WHAT YOU NEED TO DO:
Whenever the word "type" turns up in a line below, that line should be copied.

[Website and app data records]
════
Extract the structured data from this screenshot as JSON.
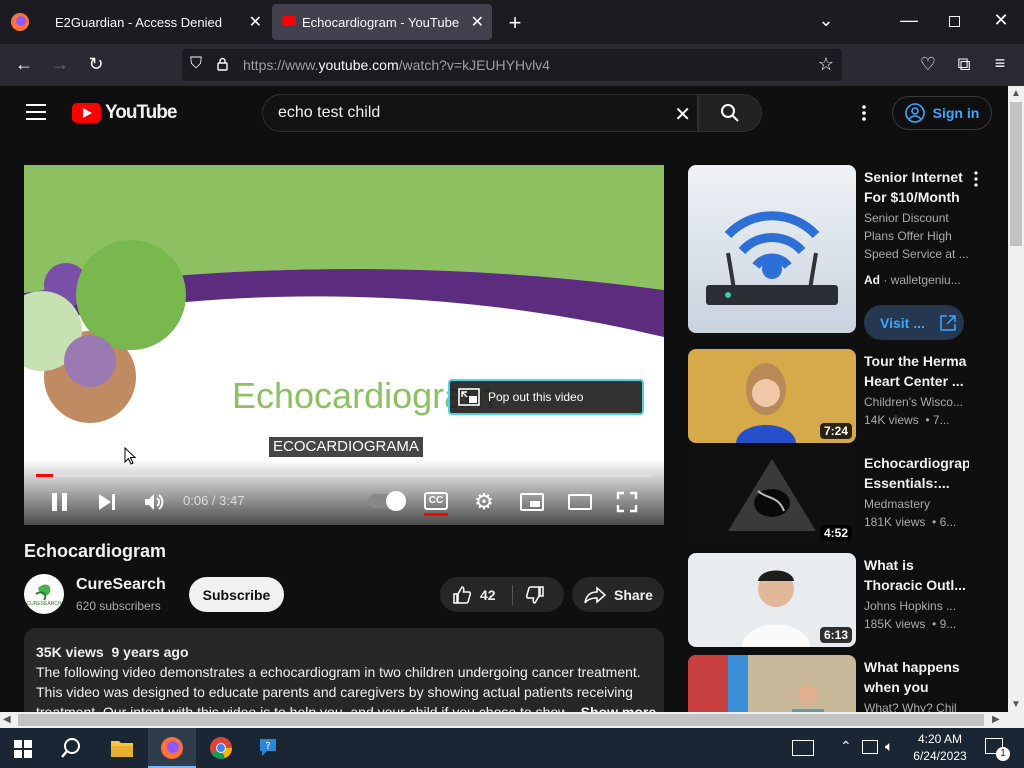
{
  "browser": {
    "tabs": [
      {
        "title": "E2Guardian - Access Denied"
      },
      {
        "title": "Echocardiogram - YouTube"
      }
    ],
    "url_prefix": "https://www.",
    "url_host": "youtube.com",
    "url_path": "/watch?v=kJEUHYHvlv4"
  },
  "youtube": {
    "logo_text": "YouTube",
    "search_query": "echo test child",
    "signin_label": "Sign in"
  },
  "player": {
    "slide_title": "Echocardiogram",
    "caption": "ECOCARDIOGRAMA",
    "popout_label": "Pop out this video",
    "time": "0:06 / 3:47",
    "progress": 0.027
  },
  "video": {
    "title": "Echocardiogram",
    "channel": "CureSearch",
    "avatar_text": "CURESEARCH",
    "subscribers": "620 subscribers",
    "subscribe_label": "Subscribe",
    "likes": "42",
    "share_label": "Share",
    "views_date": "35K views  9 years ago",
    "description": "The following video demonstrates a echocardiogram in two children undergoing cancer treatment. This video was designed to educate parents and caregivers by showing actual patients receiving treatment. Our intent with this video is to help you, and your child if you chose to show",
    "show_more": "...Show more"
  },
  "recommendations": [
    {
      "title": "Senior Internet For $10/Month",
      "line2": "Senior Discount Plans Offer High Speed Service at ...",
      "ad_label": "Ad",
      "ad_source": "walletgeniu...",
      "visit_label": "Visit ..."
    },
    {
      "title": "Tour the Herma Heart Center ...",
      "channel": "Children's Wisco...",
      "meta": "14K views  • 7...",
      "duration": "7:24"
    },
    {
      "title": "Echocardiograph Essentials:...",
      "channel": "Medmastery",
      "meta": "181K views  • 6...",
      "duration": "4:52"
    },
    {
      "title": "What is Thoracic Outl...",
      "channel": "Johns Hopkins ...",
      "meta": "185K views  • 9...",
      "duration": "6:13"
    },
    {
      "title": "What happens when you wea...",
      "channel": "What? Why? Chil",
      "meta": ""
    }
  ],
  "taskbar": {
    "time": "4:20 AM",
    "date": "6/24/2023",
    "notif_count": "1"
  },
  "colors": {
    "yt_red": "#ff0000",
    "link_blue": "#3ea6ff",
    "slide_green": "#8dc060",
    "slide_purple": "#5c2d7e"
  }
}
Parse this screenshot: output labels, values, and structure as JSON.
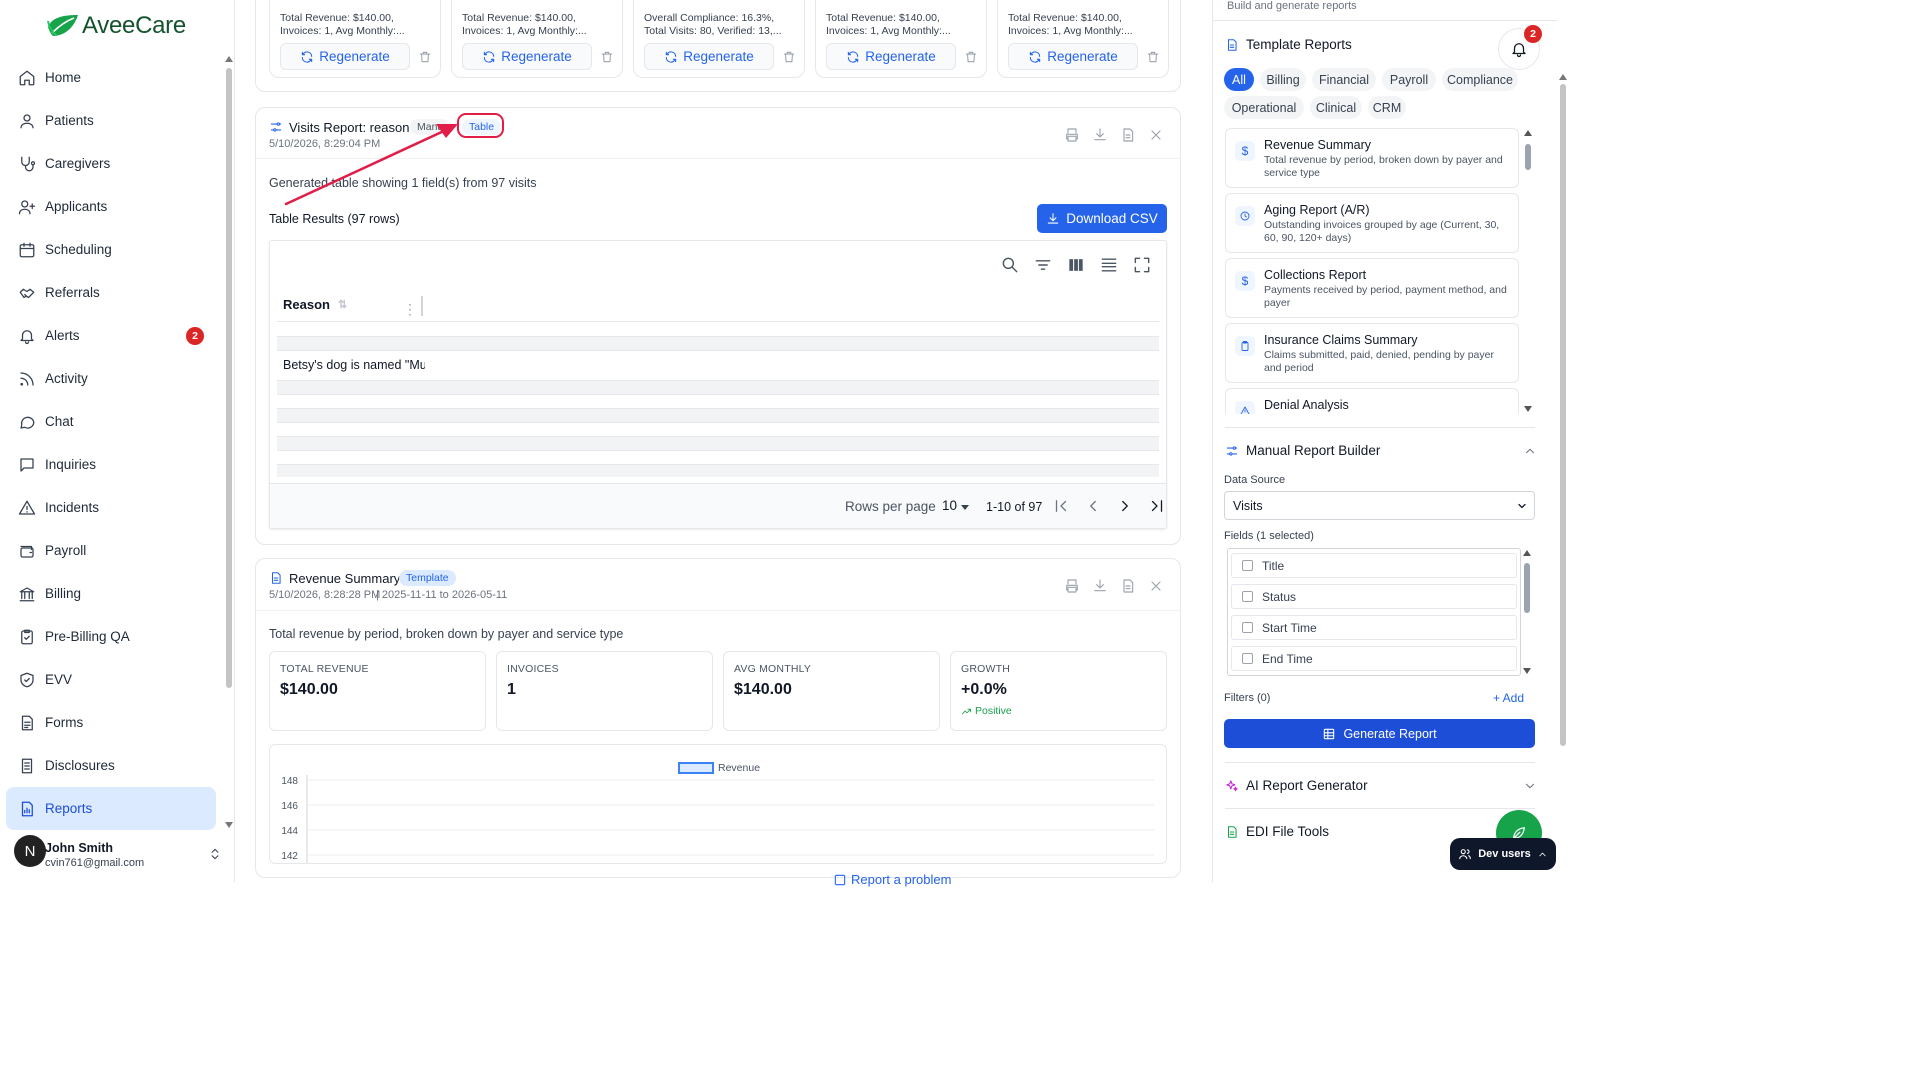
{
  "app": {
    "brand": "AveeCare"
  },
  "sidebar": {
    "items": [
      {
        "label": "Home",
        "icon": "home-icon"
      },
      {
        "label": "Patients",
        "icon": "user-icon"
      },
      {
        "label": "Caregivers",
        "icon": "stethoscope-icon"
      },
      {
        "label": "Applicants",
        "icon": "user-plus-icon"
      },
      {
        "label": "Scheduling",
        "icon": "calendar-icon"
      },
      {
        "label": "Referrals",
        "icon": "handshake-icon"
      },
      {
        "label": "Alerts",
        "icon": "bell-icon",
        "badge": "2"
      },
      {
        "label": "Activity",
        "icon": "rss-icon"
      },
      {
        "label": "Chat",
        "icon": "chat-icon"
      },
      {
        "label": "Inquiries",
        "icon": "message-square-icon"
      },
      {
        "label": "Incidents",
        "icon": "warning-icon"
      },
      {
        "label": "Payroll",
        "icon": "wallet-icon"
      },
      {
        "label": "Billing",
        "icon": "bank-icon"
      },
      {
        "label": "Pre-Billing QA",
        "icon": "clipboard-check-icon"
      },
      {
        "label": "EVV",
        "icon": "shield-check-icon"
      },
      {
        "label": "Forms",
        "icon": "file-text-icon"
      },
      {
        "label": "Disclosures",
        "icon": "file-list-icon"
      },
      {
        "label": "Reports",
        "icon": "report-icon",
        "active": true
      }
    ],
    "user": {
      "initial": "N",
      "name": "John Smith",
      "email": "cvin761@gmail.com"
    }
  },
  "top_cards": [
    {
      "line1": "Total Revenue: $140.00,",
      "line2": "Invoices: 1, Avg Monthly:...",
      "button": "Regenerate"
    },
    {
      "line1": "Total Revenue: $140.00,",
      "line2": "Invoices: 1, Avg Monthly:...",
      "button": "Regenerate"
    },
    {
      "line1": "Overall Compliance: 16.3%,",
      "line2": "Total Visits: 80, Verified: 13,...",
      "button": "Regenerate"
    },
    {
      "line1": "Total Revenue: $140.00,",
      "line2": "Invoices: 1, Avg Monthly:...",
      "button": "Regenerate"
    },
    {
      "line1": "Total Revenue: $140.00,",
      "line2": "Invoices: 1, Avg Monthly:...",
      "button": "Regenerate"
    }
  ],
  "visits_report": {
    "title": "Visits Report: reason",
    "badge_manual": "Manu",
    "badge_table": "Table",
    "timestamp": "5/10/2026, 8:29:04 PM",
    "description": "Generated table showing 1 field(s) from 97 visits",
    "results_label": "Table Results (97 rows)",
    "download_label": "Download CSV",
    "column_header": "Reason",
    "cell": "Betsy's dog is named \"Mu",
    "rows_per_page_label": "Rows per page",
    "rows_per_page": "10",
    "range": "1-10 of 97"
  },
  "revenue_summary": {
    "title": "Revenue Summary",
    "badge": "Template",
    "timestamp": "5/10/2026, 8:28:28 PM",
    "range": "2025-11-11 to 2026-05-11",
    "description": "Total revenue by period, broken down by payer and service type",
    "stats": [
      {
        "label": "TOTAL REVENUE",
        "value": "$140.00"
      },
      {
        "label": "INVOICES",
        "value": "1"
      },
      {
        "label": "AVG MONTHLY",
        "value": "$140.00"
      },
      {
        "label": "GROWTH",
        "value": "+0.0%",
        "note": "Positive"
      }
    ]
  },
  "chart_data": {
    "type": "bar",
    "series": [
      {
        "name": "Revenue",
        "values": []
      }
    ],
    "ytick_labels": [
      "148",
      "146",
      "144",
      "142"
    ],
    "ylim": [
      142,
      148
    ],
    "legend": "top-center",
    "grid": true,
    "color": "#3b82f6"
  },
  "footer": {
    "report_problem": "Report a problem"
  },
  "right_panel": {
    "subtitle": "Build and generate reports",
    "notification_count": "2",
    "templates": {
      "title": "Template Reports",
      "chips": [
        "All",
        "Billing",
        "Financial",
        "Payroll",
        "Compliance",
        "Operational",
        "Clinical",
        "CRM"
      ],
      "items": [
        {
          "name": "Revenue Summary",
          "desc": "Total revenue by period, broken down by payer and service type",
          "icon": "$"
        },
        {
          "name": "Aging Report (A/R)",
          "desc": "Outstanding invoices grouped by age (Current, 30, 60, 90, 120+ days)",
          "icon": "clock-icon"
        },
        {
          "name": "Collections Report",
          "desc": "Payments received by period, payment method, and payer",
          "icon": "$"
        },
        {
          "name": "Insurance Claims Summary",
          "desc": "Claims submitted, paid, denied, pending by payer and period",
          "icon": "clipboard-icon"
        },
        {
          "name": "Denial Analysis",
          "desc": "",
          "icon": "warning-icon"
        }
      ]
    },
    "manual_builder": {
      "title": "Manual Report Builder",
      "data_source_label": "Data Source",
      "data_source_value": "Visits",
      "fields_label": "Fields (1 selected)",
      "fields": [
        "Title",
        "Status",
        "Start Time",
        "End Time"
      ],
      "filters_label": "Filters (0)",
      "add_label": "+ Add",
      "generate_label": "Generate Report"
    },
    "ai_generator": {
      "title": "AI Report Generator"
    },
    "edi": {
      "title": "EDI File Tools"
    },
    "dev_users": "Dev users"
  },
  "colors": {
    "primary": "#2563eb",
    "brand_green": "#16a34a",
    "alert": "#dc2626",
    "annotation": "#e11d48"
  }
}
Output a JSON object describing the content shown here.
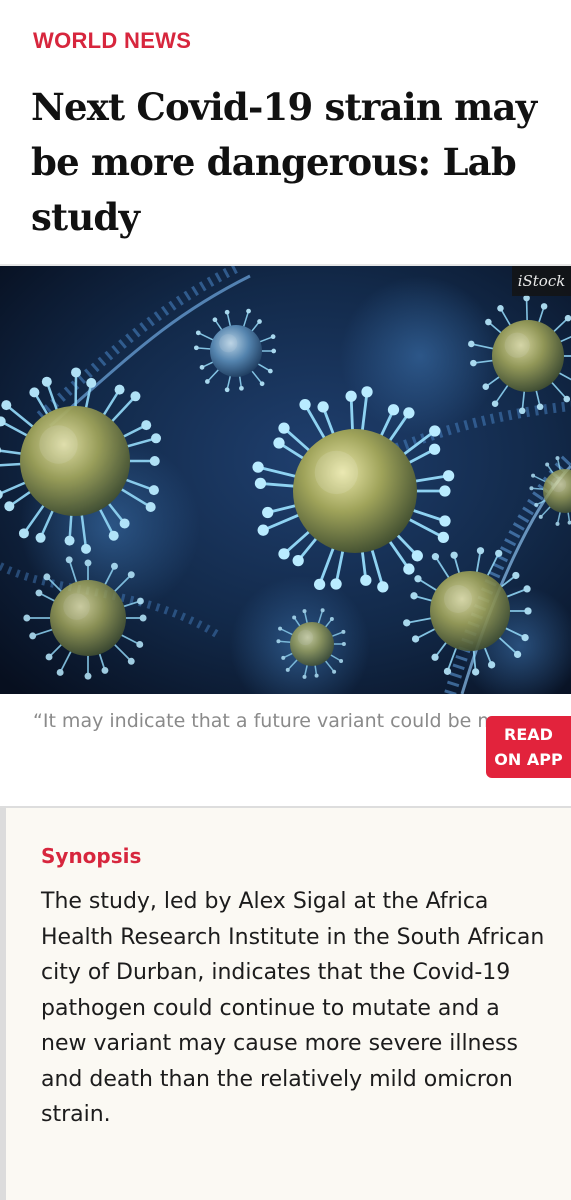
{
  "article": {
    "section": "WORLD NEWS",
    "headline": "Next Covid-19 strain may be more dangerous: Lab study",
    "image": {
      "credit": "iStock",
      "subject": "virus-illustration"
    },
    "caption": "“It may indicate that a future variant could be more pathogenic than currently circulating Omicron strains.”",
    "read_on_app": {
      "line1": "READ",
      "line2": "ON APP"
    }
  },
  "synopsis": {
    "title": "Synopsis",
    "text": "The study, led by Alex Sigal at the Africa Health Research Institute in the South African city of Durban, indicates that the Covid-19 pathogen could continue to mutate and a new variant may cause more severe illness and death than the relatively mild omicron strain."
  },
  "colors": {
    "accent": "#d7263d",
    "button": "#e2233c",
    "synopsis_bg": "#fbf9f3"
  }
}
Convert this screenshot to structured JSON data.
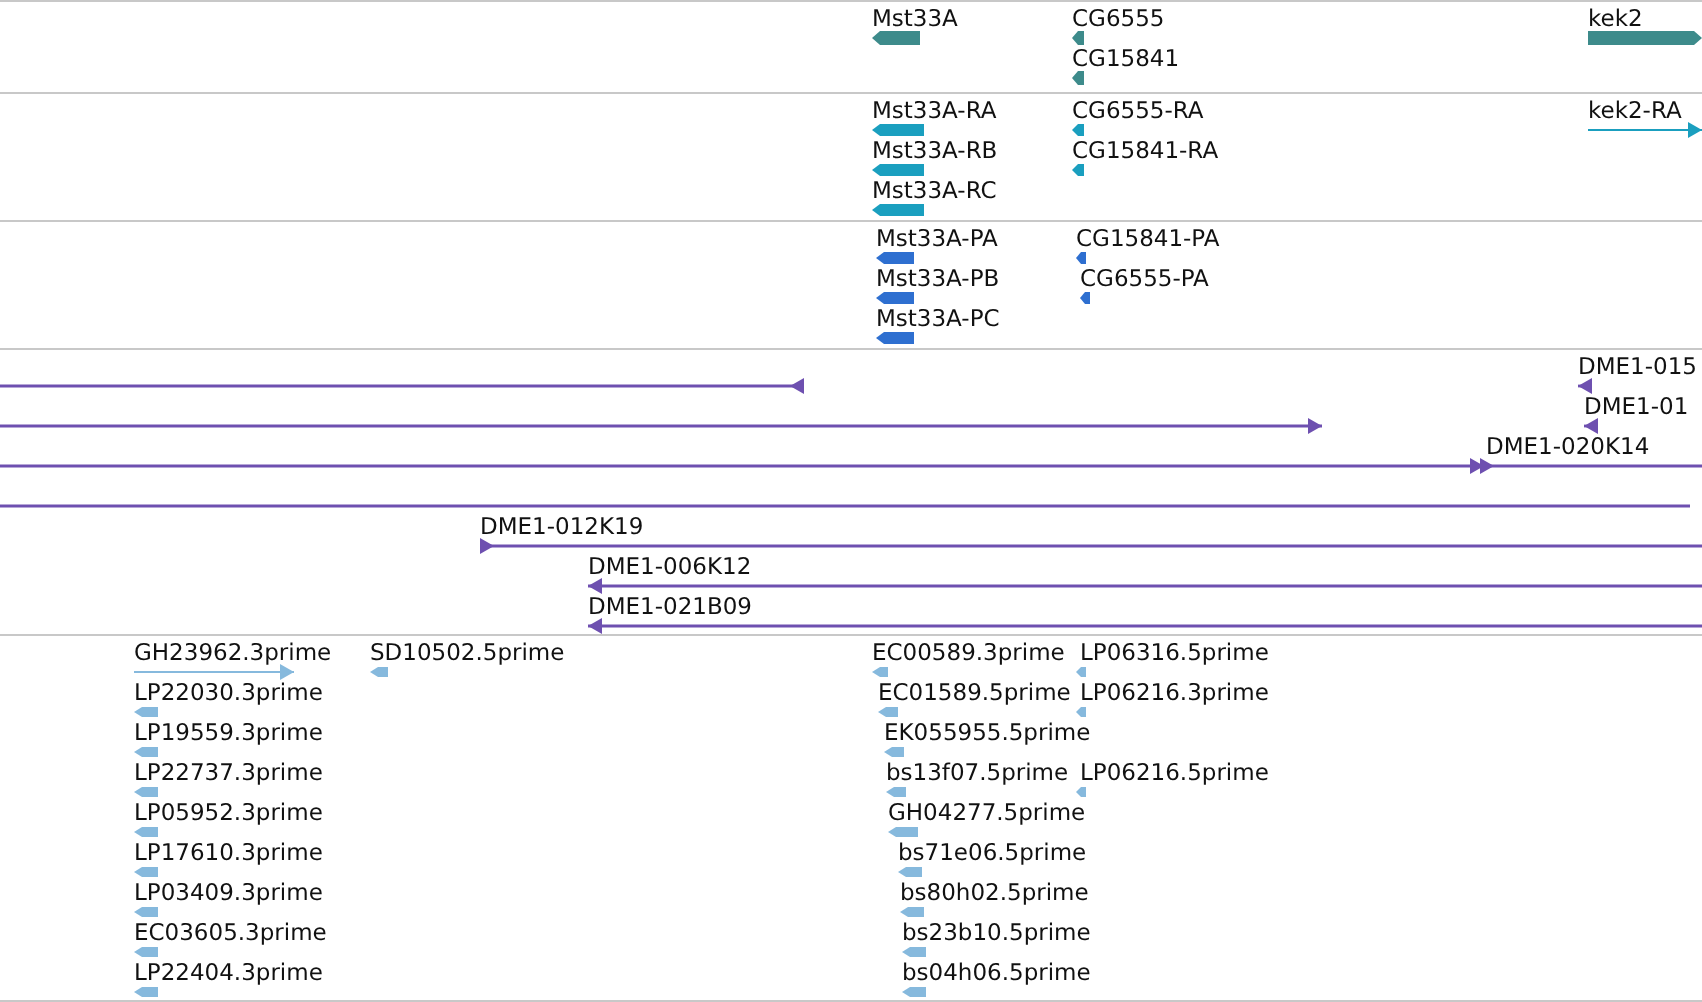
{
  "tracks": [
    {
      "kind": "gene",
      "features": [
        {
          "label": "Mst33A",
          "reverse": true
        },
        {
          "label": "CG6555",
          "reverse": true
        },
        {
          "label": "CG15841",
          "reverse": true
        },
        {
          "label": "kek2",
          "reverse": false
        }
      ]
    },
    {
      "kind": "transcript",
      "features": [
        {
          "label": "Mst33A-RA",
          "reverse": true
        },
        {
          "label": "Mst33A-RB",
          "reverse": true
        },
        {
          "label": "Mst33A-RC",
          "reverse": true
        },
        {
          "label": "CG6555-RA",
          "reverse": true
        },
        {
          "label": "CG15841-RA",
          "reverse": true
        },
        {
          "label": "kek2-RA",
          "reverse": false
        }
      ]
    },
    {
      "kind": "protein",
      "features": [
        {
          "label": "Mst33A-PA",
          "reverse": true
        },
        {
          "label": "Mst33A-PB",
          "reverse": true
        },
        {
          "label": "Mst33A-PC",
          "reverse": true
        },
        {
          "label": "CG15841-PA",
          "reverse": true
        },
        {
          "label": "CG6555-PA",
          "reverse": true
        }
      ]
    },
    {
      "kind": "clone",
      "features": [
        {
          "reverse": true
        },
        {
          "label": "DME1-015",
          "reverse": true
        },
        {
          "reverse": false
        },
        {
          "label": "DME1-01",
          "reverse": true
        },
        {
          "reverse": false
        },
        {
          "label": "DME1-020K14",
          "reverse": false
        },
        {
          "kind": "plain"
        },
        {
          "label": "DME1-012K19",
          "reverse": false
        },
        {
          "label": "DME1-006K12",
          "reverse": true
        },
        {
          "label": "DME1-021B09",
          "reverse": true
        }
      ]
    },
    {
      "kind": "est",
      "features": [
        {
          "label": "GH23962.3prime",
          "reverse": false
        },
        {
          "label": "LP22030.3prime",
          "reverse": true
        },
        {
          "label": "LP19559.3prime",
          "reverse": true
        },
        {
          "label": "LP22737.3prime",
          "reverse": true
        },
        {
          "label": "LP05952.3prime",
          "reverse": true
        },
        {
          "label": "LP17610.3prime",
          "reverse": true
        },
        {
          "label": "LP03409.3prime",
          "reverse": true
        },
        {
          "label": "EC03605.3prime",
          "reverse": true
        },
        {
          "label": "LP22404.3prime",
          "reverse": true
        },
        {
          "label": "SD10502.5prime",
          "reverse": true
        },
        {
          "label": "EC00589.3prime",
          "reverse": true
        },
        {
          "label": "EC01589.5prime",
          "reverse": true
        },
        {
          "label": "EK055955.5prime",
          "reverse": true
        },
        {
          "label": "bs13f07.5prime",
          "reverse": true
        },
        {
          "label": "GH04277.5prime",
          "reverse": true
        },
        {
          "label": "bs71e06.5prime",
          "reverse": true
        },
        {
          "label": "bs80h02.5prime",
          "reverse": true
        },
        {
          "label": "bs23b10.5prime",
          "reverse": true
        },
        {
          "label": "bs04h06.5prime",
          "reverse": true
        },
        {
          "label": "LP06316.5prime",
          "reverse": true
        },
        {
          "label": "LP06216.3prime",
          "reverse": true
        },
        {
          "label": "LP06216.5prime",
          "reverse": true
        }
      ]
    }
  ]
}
════
OUTPUT OF THE EXERCISE:
    "description": "Total revenue by period, broken down by payer and service type",
    "type": "bar",
          "desc": "Total revenue by period, broken down by payer and service type",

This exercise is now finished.